STATED EXERCISE:
Which lines have the string "structured"? Copy all of them from the entries below.

____

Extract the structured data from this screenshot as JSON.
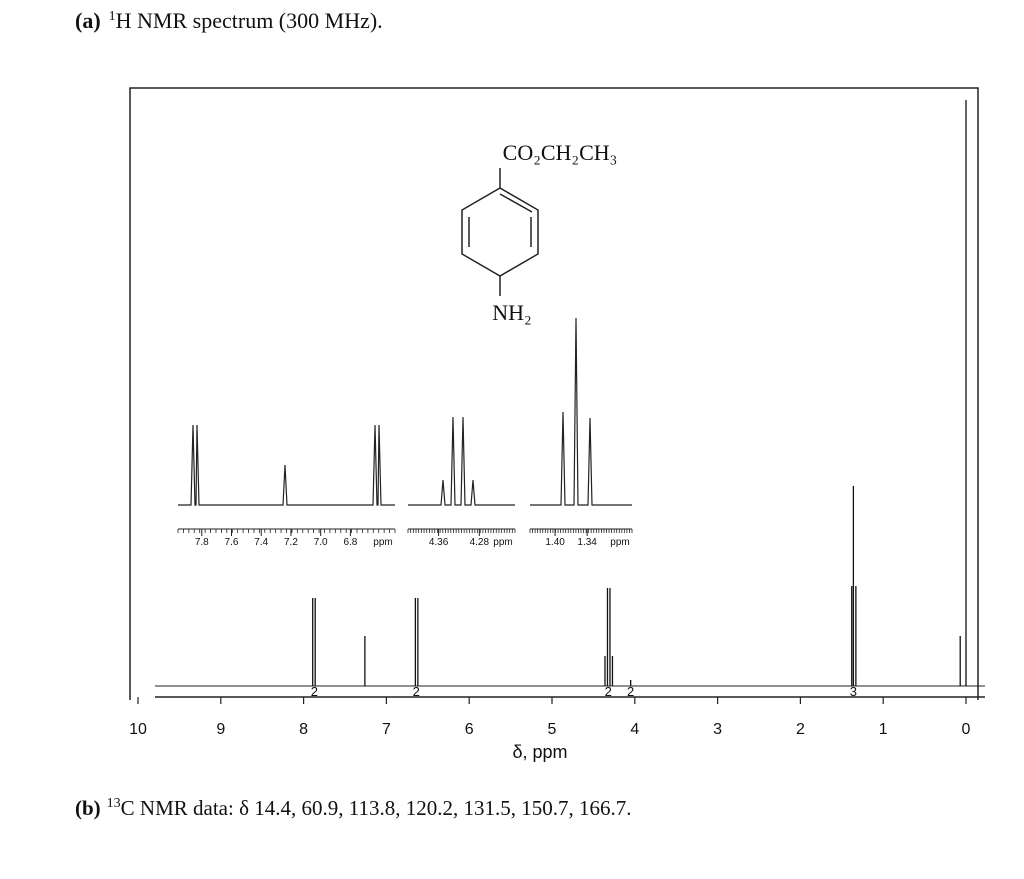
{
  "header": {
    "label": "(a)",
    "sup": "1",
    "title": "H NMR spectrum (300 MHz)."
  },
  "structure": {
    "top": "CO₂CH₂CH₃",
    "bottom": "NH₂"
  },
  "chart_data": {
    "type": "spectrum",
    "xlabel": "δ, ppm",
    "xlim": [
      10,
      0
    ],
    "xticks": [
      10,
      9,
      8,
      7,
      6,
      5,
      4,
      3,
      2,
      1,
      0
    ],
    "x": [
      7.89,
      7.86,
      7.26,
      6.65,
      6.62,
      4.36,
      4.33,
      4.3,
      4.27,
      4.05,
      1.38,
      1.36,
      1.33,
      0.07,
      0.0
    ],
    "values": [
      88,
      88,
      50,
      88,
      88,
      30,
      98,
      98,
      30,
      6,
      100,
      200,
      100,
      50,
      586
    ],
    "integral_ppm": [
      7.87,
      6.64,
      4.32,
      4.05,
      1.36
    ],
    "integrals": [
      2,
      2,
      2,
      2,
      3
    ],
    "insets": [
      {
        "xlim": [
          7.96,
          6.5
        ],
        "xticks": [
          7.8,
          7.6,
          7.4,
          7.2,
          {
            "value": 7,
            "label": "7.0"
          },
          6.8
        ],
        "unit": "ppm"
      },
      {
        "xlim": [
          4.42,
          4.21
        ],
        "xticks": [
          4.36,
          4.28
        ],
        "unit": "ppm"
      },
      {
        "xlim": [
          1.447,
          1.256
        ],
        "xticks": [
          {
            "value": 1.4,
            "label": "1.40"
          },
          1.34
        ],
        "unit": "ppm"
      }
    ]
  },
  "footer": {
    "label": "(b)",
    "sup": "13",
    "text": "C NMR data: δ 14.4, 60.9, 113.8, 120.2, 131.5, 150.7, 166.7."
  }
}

____

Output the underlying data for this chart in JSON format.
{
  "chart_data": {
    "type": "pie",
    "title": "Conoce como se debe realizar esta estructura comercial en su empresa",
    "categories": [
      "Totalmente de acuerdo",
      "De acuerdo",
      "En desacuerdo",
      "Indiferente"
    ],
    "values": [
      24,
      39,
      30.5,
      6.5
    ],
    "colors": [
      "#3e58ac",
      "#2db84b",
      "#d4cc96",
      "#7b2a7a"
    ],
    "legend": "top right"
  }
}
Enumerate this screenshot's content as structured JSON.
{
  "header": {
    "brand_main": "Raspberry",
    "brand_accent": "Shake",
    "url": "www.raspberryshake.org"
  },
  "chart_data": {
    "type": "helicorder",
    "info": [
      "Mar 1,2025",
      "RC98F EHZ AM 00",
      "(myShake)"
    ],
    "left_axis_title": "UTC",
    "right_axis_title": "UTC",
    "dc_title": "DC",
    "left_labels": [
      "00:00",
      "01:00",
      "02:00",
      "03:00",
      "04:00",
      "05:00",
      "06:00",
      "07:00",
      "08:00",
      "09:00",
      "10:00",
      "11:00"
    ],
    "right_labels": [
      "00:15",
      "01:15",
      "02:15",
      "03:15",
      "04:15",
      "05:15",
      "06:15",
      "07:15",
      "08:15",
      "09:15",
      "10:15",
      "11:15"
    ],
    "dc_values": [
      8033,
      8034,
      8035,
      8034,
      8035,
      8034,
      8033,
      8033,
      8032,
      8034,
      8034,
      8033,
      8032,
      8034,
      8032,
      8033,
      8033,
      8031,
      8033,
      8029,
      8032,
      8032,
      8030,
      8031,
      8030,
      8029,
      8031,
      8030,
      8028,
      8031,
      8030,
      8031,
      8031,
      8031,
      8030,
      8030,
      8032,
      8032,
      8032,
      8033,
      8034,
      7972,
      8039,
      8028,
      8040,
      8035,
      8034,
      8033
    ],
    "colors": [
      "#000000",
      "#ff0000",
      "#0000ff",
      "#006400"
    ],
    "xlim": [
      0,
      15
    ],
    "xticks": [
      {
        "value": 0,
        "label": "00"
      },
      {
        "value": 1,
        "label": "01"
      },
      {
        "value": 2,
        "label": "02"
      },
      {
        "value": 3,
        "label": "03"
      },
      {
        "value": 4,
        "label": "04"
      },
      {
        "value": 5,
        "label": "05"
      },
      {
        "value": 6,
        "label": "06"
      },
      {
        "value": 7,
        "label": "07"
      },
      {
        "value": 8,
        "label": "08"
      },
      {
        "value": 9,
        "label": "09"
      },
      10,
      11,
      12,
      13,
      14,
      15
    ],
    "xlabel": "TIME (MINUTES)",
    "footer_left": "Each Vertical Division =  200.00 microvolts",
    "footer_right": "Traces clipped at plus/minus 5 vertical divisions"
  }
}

____

THE OUTPUT:
Extract the structured data from this screenshot as JSON.
Enumerate this screenshot's content as structured JSON.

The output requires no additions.